Where the word "color" occurs in a line, return that line.
## begin
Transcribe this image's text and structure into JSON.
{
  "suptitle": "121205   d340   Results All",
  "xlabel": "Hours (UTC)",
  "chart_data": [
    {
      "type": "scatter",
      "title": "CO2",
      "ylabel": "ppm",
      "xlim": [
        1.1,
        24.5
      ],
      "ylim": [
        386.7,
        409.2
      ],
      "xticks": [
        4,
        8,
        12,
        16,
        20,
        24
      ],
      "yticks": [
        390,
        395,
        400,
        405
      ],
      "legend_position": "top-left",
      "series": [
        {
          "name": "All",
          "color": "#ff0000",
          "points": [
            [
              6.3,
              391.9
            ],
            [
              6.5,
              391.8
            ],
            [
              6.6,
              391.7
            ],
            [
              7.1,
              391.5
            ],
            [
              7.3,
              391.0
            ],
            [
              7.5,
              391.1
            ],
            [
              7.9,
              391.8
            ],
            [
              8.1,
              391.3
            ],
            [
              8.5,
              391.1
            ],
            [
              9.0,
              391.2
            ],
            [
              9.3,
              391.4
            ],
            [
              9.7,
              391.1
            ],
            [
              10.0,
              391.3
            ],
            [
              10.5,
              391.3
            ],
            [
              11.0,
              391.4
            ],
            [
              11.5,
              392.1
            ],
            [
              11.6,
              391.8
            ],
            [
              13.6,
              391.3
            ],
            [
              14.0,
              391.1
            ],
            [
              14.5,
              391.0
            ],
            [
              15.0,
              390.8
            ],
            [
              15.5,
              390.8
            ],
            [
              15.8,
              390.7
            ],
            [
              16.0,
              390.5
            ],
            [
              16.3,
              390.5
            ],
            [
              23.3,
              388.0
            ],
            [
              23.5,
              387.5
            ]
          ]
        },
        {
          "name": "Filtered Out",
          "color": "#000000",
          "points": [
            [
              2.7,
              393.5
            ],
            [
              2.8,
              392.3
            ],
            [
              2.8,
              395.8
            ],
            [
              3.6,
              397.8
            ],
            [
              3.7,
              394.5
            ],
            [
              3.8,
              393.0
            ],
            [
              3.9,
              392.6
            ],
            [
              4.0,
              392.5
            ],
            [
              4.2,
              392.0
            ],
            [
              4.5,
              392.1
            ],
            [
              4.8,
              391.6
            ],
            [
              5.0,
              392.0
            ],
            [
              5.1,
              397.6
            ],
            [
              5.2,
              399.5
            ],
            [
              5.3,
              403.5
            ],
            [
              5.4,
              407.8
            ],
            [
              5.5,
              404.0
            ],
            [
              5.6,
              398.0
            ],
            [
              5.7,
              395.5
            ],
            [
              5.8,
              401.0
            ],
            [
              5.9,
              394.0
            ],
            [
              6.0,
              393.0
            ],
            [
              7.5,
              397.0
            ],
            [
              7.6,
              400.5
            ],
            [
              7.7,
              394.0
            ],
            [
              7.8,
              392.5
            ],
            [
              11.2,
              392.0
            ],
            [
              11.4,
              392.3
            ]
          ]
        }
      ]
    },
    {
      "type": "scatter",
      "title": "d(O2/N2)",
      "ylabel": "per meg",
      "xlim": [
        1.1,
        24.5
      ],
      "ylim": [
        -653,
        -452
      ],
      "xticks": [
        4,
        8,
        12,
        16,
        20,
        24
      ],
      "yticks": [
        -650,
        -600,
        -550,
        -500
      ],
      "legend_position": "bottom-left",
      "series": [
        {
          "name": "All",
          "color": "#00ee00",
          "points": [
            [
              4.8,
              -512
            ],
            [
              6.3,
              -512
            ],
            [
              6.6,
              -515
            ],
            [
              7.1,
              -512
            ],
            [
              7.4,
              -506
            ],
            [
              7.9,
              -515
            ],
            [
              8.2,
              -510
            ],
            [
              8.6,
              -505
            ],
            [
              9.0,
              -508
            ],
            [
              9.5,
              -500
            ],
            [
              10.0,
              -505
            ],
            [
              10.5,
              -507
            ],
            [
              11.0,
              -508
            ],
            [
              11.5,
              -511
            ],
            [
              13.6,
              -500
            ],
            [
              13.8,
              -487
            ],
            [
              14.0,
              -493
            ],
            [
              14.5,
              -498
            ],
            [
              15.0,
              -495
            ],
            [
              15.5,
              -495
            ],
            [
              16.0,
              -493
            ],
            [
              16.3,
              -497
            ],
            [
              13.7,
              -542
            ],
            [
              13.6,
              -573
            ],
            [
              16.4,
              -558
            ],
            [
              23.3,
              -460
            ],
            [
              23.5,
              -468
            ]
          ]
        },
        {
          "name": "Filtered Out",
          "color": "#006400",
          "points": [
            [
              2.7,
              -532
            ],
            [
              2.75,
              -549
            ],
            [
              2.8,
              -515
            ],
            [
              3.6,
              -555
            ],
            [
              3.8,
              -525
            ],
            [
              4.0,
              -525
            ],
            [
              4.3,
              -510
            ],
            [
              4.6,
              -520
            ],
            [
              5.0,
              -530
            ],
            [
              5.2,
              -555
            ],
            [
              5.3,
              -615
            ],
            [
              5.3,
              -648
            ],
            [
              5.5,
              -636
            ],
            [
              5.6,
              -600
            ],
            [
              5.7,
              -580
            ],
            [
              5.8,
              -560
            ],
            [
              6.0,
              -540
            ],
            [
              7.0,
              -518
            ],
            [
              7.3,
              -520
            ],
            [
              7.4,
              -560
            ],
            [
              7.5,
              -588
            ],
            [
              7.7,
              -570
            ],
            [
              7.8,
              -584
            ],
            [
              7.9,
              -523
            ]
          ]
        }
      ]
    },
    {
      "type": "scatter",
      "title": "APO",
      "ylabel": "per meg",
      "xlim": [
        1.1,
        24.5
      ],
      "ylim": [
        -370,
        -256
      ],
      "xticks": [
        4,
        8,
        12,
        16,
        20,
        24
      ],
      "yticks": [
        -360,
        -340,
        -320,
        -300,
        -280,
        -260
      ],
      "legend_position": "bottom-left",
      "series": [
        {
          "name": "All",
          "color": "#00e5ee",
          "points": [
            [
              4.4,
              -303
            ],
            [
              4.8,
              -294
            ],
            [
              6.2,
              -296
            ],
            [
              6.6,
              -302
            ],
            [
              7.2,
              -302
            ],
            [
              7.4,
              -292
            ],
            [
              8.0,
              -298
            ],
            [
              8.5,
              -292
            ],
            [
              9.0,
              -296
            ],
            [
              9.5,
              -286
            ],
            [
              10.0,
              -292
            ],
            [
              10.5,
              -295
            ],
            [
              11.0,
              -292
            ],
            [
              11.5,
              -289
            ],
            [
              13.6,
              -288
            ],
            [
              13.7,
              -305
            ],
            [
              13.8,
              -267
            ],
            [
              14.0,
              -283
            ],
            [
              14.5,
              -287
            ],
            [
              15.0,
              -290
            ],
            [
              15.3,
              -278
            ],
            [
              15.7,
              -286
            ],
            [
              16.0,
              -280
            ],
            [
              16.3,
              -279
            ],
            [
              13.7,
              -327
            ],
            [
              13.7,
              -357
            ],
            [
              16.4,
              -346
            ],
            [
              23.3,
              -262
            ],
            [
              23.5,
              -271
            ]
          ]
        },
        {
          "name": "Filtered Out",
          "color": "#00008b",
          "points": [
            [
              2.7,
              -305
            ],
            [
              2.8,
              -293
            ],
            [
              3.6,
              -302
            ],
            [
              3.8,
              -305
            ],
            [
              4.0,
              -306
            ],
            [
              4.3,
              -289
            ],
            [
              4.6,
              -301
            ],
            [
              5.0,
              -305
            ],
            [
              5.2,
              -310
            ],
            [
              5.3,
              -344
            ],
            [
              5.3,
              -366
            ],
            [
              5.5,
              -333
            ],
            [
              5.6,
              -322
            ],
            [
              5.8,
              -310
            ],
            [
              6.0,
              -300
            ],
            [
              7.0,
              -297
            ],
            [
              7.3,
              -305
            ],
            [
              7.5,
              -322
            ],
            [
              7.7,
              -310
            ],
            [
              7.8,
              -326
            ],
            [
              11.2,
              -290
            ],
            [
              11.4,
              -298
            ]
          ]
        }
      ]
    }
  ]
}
## end
> **Full response**
          "color": "#ff0000",
          "color": "#000000",
          "color": "#00ee00",
          "color": "#006400",
          "color": "#00e5ee",
          "color": "#00008b",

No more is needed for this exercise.